# [Records to use]

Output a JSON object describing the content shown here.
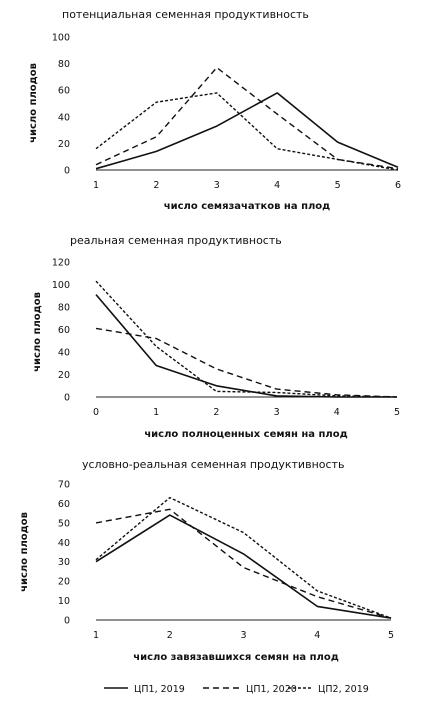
{
  "chart_data": [
    {
      "type": "line",
      "title": "потенциальная семенная продуктивность",
      "xlabel": "число семязачатков на плод",
      "ylabel": "число плодов",
      "x": [
        1,
        2,
        3,
        4,
        5,
        6
      ],
      "ylim": [
        0,
        100
      ],
      "yticks": [
        0,
        20,
        40,
        60,
        80,
        100
      ],
      "series": [
        {
          "name": "ЦП1, 2019",
          "values": [
            1,
            14,
            33,
            58,
            21,
            2
          ]
        },
        {
          "name": "ЦП1, 2020",
          "values": [
            4,
            25,
            77,
            42,
            8,
            1
          ]
        },
        {
          "name": "ЦП2, 2019",
          "values": [
            16,
            51,
            58,
            16,
            8,
            0
          ]
        }
      ]
    },
    {
      "type": "line",
      "title": "реальная семенная продуктивность",
      "xlabel": "число полноценных семян на плод",
      "ylabel": "число плодов",
      "x": [
        0,
        1,
        2,
        3,
        4,
        5
      ],
      "ylim": [
        0,
        120
      ],
      "yticks": [
        0,
        20,
        40,
        60,
        80,
        100,
        120
      ],
      "series": [
        {
          "name": "ЦП1, 2019",
          "values": [
            91,
            28,
            10,
            1,
            0,
            0
          ]
        },
        {
          "name": "ЦП1, 2020",
          "values": [
            61,
            52,
            25,
            7,
            2,
            0
          ]
        },
        {
          "name": "ЦП2, 2019",
          "values": [
            103,
            45,
            5,
            4,
            1,
            0
          ]
        }
      ]
    },
    {
      "type": "line",
      "title": "условно-реальная семенная продуктивность",
      "xlabel": "число завязавшихся семян на плод",
      "ylabel": "число плодов",
      "x": [
        1,
        2,
        3,
        4,
        5
      ],
      "ylim": [
        0,
        70
      ],
      "yticks": [
        0,
        10,
        20,
        30,
        40,
        50,
        60,
        70
      ],
      "series": [
        {
          "name": "ЦП1, 2019",
          "values": [
            30,
            54,
            34,
            7,
            1
          ]
        },
        {
          "name": "ЦП1, 2020",
          "values": [
            50,
            57,
            27,
            12,
            1
          ]
        },
        {
          "name": "ЦП2, 2019",
          "values": [
            31,
            63,
            45,
            15,
            1
          ]
        }
      ]
    }
  ],
  "legend": [
    {
      "label": "ЦП1, 2019",
      "style": "solid"
    },
    {
      "label": "ЦП1, 2020",
      "style": "dashed"
    },
    {
      "label": "ЦП2, 2019",
      "style": "dotted"
    }
  ],
  "colors": {
    "line": "#111111",
    "axis": "#222222",
    "background": "#ffffff"
  }
}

# [Task directions]
The material above holds pictures; copy everything else in it exactly.

# [Exercise solution]
Output a JSON object describing the content shown here.
{
  "chart_data": [
    {
      "type": "line",
      "title": "потенциальная семенная продуктивность",
      "xlabel": "число семязачатков на плод",
      "ylabel": "число плодов",
      "x": [
        1,
        2,
        3,
        4,
        5,
        6
      ],
      "ylim": [
        0,
        100
      ],
      "yticks": [
        0,
        20,
        40,
        60,
        80,
        100
      ],
      "series": [
        {
          "name": "ЦП1, 2019",
          "values": [
            1,
            14,
            33,
            58,
            21,
            2
          ]
        },
        {
          "name": "ЦП1, 2020",
          "values": [
            4,
            25,
            77,
            42,
            8,
            1
          ]
        },
        {
          "name": "ЦП2, 2019",
          "values": [
            16,
            51,
            58,
            16,
            8,
            0
          ]
        }
      ]
    },
    {
      "type": "line",
      "title": "реальная семенная продуктивность",
      "xlabel": "число полноценных семян на плод",
      "ylabel": "число плодов",
      "x": [
        0,
        1,
        2,
        3,
        4,
        5
      ],
      "ylim": [
        0,
        120
      ],
      "yticks": [
        0,
        20,
        40,
        60,
        80,
        100,
        120
      ],
      "series": [
        {
          "name": "ЦП1, 2019",
          "values": [
            91,
            28,
            10,
            1,
            0,
            0
          ]
        },
        {
          "name": "ЦП1, 2020",
          "values": [
            61,
            52,
            25,
            7,
            2,
            0
          ]
        },
        {
          "name": "ЦП2, 2019",
          "values": [
            103,
            45,
            5,
            4,
            1,
            0
          ]
        }
      ]
    },
    {
      "type": "line",
      "title": "условно-реальная семенная продуктивность",
      "xlabel": "число завязавшихся семян на плод",
      "ylabel": "число плодов",
      "x": [
        1,
        2,
        3,
        4,
        5
      ],
      "ylim": [
        0,
        70
      ],
      "yticks": [
        0,
        10,
        20,
        30,
        40,
        50,
        60,
        70
      ],
      "series": [
        {
          "name": "ЦП1, 2019",
          "values": [
            30,
            54,
            34,
            7,
            1
          ]
        },
        {
          "name": "ЦП1, 2020",
          "values": [
            50,
            57,
            27,
            12,
            1
          ]
        },
        {
          "name": "ЦП2, 2019",
          "values": [
            31,
            63,
            45,
            15,
            1
          ]
        }
      ]
    }
  ],
  "legend": [
    {
      "label": "ЦП1, 2019",
      "style": "solid"
    },
    {
      "label": "ЦП1, 2020",
      "style": "dashed"
    },
    {
      "label": "ЦП2, 2019",
      "style": "dotted"
    }
  ],
  "colors": {
    "line": "#111111",
    "axis": "#222222",
    "background": "#ffffff"
  }
}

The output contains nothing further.